▶ _Exercise prompt_: Copy out the lines from the first one through the line containing "385, 846, 401]", including both ends, with no changes.

▶ _Provided entries_:

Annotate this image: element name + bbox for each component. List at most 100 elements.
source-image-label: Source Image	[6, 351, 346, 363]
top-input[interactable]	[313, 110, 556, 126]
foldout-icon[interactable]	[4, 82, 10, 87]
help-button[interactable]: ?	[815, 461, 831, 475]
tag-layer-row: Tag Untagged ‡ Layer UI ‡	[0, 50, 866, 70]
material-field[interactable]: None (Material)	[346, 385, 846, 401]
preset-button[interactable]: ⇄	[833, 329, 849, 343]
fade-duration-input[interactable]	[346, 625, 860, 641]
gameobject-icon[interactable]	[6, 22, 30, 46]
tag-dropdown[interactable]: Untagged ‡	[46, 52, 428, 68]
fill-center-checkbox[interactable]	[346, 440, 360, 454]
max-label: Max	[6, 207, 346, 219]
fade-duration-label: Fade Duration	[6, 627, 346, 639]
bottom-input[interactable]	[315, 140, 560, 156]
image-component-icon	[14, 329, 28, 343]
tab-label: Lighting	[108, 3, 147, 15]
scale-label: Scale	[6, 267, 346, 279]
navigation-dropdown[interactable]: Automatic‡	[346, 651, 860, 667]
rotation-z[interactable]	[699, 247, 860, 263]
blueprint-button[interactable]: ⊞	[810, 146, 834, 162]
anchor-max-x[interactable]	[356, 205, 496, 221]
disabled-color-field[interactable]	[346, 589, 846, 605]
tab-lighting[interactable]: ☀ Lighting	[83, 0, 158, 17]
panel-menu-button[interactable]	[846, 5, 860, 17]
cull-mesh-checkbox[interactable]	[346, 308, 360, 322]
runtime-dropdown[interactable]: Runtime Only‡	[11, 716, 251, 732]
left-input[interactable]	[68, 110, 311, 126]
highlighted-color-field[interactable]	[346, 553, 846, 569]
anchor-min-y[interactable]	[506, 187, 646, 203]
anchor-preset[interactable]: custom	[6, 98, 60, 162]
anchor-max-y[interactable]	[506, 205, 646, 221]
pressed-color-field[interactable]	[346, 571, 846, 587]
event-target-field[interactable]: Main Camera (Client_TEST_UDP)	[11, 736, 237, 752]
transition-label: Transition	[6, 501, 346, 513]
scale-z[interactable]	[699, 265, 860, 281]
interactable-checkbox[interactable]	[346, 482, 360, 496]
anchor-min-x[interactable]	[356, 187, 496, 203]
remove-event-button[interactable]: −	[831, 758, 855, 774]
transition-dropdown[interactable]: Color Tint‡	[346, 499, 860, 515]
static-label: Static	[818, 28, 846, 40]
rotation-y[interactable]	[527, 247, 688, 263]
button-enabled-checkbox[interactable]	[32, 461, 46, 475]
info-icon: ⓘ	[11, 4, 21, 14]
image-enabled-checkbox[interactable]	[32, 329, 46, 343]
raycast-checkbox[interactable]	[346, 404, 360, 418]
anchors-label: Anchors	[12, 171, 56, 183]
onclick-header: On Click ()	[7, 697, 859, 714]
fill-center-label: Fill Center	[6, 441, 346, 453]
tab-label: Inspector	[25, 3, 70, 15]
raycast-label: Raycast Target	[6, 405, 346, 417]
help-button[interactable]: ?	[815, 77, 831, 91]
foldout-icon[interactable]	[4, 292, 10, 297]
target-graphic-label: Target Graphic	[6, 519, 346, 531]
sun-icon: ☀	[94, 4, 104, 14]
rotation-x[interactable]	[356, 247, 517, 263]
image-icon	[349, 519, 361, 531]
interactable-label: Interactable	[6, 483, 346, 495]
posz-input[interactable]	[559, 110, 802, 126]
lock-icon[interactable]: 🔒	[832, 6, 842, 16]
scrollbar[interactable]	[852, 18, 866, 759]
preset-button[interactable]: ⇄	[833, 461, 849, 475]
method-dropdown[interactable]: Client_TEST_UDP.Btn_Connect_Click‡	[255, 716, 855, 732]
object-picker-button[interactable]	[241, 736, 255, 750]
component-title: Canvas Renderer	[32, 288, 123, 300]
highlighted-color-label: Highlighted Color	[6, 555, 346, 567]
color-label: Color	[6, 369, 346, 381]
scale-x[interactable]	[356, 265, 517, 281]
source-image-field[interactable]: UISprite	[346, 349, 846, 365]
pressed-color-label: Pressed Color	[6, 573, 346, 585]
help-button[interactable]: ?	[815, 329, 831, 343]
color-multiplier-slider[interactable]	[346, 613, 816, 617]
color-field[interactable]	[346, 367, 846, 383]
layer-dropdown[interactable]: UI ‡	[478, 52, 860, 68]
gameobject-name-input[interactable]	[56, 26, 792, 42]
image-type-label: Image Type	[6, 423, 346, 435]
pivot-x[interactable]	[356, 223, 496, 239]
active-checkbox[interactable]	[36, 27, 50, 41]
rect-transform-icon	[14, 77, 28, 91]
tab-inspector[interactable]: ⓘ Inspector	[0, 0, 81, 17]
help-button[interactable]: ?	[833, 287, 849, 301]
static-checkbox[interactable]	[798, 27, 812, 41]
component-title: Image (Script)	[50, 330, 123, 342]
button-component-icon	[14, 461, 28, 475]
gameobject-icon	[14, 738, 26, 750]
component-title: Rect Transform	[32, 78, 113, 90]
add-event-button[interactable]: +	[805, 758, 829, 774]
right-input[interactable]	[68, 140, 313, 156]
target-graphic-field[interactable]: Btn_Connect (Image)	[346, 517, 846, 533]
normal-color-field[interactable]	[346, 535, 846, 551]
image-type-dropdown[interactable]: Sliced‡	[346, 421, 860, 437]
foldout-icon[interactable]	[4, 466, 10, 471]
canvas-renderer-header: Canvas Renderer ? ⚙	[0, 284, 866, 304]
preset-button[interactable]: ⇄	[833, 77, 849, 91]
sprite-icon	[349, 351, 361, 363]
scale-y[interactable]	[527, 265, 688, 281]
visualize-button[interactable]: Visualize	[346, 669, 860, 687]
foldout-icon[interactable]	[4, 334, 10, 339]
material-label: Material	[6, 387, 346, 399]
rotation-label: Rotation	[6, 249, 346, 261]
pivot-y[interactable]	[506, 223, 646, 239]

▶ _Complete answer_:
Annotate this image: element name + bbox for each component. List at most 100 elements.
source-image-label: Source Image	[6, 351, 346, 363]
top-input[interactable]	[313, 110, 556, 126]
foldout-icon[interactable]	[4, 82, 10, 87]
help-button[interactable]: ?	[815, 461, 831, 475]
tag-layer-row: Tag Untagged ‡ Layer UI ‡	[0, 50, 866, 70]
material-field[interactable]: None (Material)	[346, 385, 846, 401]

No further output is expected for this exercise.